■ What you have to do ■
Please copy the data below word for word, starting at its first line and ending at the line that contains "candle-body (137, 50, 141, 54)", with both of those lines included.

━━━━━━━━

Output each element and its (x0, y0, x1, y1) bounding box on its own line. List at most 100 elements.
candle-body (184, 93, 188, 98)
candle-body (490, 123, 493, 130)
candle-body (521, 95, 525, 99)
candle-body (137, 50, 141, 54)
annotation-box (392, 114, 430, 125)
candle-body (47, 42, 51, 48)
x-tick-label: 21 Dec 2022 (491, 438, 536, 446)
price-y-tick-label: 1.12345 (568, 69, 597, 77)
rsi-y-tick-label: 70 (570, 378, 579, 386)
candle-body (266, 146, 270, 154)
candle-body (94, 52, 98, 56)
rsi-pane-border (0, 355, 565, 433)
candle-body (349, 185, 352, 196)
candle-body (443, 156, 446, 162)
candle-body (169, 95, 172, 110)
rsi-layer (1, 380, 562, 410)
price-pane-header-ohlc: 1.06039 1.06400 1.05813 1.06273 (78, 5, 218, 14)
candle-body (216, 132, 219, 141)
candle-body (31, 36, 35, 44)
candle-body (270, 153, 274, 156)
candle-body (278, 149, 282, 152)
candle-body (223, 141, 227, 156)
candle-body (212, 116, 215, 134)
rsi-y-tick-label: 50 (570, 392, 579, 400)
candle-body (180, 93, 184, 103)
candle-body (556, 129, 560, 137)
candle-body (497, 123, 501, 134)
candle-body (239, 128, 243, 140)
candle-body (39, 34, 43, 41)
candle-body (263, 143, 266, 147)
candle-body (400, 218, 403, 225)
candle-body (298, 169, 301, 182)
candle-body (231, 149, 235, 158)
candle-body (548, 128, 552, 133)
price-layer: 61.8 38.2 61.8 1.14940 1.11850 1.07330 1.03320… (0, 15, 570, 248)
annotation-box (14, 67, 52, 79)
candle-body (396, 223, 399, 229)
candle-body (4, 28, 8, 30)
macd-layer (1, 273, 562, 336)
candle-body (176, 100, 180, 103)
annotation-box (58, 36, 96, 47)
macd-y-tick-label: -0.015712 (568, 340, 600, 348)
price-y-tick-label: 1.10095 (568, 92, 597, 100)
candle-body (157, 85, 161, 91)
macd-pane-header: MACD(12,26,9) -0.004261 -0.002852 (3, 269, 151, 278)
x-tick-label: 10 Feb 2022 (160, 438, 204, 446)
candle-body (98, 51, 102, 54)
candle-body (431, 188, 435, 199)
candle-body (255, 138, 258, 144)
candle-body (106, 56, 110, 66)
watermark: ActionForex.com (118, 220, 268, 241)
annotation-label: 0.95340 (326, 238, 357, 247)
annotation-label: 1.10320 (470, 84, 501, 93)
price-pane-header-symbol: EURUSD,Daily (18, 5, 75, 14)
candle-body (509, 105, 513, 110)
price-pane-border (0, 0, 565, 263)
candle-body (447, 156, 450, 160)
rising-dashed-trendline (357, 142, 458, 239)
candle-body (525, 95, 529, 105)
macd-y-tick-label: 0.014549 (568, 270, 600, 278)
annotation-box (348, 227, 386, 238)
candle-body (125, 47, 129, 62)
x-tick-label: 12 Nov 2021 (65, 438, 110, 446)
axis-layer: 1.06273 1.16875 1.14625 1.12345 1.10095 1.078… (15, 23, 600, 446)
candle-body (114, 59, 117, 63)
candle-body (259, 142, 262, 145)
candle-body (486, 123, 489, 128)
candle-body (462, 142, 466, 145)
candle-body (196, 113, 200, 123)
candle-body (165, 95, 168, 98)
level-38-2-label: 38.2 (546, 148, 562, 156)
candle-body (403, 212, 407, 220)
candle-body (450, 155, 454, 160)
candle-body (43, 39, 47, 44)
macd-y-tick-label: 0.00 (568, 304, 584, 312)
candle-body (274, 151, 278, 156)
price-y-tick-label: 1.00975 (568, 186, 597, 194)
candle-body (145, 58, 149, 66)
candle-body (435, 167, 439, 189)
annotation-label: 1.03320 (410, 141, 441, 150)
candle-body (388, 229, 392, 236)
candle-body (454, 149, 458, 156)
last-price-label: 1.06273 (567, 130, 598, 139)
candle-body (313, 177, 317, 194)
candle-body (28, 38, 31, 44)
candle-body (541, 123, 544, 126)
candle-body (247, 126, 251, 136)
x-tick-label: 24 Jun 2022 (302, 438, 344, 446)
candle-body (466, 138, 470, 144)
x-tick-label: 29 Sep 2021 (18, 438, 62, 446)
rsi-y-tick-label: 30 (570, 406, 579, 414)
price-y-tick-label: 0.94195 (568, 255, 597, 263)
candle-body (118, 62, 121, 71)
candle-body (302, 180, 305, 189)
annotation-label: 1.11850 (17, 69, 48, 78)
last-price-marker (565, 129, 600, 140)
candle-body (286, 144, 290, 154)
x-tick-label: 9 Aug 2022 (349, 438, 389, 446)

━━━━━━━━

■ Output below ■
Output each element and its (x0, y0, x1, y1) bounding box on its own line. List at most 100 elements.
candle-body (184, 93, 188, 98)
candle-body (490, 123, 493, 130)
candle-body (521, 95, 525, 99)
candle-body (137, 50, 141, 54)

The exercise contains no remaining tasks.